* start DATASET CONTENT *
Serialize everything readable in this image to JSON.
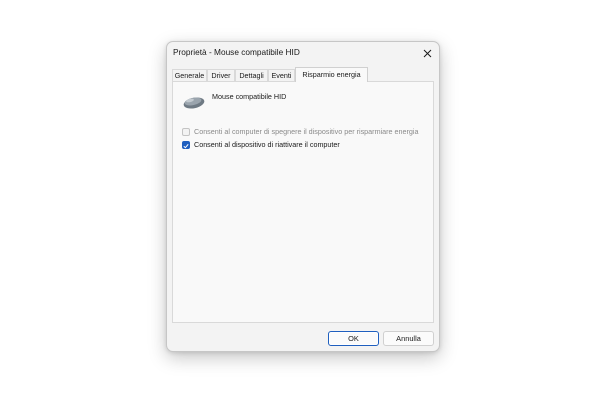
{
  "window": {
    "title": "Proprietà - Mouse compatibile HID",
    "close_icon": "close-icon"
  },
  "tabs": [
    {
      "label": "Generale",
      "active": false
    },
    {
      "label": "Driver",
      "active": false
    },
    {
      "label": "Dettagli",
      "active": false
    },
    {
      "label": "Eventi",
      "active": false
    },
    {
      "label": "Risparmio energia",
      "active": true
    }
  ],
  "device": {
    "name": "Mouse compatibile HID",
    "icon": "mouse-icon"
  },
  "options": [
    {
      "label": "Consenti al computer di spegnere il dispositivo per risparmiare energia",
      "checked": false,
      "enabled": false
    },
    {
      "label": "Consenti al dispositivo di riattivare il computer",
      "checked": true,
      "enabled": true
    }
  ],
  "buttons": {
    "ok_label": "OK",
    "cancel_label": "Annulla"
  },
  "colors": {
    "accent": "#1f5fbf",
    "dialog_bg": "#f3f3f3",
    "panel_bg": "#f9f9f9"
  }
}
* end DATASET CONTENT *
- WHAT THE TASK ASKS -
Reproduce all of the entries word for word, skipping any pictures they hold.

- SOLUTION TO THIS EXERCISE -
Serialize everything readable in this image to JSON.
{
  "window": {
    "title": "Proprietà - Mouse compatibile HID",
    "close_icon": "close-icon"
  },
  "tabs": [
    {
      "label": "Generale",
      "active": false
    },
    {
      "label": "Driver",
      "active": false
    },
    {
      "label": "Dettagli",
      "active": false
    },
    {
      "label": "Eventi",
      "active": false
    },
    {
      "label": "Risparmio energia",
      "active": true
    }
  ],
  "device": {
    "name": "Mouse compatibile HID",
    "icon": "mouse-icon"
  },
  "options": [
    {
      "label": "Consenti al computer di spegnere il dispositivo per risparmiare energia",
      "checked": false,
      "enabled": false
    },
    {
      "label": "Consenti al dispositivo di riattivare il computer",
      "checked": true,
      "enabled": true
    }
  ],
  "buttons": {
    "ok_label": "OK",
    "cancel_label": "Annulla"
  },
  "colors": {
    "accent": "#1f5fbf",
    "dialog_bg": "#f3f3f3",
    "panel_bg": "#f9f9f9"
  }
}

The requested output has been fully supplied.